Dataset rows about figures

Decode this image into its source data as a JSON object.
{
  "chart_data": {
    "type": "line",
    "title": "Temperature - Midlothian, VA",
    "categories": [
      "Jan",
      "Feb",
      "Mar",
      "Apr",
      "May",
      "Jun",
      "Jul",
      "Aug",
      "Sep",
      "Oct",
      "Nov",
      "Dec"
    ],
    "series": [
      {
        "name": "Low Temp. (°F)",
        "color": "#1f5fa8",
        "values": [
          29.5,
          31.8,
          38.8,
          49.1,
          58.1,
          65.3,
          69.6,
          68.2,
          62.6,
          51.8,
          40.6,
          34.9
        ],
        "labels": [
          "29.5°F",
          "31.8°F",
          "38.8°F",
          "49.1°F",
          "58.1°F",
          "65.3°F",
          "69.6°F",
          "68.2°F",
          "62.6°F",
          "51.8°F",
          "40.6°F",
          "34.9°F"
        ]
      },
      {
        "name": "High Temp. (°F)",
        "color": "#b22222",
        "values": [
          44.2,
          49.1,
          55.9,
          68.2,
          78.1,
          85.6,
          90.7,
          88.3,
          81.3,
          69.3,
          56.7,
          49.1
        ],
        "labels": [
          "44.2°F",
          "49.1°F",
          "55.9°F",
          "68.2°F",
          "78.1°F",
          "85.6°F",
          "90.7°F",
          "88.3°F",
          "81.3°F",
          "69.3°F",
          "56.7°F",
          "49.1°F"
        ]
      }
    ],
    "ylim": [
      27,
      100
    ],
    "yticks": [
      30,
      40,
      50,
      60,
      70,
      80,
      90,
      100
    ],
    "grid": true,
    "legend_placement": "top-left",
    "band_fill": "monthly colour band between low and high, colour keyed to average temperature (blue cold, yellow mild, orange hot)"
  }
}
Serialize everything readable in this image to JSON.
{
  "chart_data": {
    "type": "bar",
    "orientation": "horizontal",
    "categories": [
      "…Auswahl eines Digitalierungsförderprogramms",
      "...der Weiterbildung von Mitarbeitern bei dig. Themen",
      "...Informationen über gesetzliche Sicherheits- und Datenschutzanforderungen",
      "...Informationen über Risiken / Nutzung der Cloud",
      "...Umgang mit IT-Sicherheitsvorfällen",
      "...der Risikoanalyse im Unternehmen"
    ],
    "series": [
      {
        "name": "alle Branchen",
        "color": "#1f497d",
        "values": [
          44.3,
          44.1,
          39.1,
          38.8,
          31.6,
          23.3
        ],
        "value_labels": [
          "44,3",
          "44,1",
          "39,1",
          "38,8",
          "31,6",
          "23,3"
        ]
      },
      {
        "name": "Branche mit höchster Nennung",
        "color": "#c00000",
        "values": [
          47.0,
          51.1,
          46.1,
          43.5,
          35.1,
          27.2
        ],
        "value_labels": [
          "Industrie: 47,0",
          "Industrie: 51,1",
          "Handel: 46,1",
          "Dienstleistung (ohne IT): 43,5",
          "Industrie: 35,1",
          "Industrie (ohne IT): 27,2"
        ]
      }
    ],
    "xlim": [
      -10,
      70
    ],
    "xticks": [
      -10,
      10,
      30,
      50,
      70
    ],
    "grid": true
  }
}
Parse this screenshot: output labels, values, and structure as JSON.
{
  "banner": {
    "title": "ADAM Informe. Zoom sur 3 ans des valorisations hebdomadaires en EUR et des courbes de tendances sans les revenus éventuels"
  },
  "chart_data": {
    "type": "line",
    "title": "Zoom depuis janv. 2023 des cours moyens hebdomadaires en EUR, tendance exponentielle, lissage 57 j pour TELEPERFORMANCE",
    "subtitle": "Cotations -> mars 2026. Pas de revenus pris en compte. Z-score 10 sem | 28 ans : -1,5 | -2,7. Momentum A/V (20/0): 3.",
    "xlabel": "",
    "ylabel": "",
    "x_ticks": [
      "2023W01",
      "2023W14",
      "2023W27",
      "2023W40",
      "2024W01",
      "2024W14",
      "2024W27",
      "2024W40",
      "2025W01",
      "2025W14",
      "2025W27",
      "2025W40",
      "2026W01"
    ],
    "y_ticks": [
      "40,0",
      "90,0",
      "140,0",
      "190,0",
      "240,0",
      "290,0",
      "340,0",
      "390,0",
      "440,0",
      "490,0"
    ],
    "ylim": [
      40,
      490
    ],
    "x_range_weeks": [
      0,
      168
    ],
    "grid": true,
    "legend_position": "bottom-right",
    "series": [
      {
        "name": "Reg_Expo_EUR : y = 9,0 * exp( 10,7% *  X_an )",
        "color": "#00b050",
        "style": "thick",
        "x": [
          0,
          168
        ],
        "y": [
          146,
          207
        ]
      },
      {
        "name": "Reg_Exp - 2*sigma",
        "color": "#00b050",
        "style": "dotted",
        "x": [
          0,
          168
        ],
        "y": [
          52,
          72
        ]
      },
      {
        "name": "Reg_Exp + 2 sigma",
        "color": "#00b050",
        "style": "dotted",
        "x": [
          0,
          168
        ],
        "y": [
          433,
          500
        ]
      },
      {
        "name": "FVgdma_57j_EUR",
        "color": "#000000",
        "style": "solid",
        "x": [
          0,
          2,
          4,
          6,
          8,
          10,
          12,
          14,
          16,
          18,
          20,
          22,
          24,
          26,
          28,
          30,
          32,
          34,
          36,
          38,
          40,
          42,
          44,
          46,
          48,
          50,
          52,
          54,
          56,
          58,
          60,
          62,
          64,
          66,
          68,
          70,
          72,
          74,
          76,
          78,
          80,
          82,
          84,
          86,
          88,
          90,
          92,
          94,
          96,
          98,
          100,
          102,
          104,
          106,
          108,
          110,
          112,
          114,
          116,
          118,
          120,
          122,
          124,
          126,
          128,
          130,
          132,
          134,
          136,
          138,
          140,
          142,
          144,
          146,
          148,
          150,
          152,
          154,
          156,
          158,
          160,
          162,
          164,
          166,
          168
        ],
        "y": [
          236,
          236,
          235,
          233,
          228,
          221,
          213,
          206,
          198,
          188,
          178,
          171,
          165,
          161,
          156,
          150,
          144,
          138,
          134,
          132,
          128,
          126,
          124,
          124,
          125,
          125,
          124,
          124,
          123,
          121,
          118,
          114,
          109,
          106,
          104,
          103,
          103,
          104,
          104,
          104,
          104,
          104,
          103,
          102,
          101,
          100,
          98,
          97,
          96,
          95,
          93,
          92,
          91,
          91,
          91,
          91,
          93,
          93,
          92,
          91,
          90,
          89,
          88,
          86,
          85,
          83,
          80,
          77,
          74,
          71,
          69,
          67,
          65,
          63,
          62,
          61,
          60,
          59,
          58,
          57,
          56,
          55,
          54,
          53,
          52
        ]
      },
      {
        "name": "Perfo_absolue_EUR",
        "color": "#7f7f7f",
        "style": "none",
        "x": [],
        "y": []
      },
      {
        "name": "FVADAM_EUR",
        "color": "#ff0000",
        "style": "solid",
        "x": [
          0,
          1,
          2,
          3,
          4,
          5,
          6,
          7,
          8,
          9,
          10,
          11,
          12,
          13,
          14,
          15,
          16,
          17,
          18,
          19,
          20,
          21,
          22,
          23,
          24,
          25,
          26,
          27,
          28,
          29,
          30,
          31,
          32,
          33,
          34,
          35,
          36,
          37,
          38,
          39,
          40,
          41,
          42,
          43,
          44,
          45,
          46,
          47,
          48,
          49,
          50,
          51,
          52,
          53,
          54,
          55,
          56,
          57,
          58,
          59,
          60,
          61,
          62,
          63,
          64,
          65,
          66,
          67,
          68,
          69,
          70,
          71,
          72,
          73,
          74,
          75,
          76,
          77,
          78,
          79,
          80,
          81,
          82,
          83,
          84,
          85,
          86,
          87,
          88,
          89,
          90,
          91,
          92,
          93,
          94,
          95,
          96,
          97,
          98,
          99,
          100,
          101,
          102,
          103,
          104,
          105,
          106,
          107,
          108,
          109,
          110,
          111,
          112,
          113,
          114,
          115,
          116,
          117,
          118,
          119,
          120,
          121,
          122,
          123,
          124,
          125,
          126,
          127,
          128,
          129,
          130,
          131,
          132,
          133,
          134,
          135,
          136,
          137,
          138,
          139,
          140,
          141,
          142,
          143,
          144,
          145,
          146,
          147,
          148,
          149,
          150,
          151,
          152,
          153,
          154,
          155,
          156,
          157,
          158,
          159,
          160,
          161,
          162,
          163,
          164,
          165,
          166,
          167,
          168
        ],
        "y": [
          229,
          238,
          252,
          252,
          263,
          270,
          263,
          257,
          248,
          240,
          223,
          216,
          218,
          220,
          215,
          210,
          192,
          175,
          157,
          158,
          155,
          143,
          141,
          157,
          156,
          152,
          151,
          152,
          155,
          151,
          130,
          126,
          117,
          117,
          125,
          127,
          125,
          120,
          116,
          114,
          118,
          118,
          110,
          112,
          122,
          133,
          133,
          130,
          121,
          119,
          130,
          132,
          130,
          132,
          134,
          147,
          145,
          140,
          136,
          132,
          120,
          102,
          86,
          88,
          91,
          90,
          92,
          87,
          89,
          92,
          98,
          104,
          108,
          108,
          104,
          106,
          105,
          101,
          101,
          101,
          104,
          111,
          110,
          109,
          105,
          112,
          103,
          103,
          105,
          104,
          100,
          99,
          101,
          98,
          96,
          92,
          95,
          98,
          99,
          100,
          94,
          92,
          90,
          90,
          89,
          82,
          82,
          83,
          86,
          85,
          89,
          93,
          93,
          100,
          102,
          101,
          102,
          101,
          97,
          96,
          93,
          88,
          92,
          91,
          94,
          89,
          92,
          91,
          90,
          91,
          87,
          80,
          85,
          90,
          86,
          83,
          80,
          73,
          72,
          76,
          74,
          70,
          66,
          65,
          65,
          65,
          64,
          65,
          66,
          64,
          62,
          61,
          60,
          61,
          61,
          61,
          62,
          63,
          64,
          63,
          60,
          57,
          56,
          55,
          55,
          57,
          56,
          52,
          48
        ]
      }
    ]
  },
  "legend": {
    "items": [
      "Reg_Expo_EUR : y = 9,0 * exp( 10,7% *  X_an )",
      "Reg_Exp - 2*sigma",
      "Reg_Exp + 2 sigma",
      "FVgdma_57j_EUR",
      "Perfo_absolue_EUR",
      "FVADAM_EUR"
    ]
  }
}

§ Problem requirements: Find the lines holding "image" and list every one.

§ Task result:
Decode this image into its source data as a JSON object.
Serialize everything readable in this image to JSON.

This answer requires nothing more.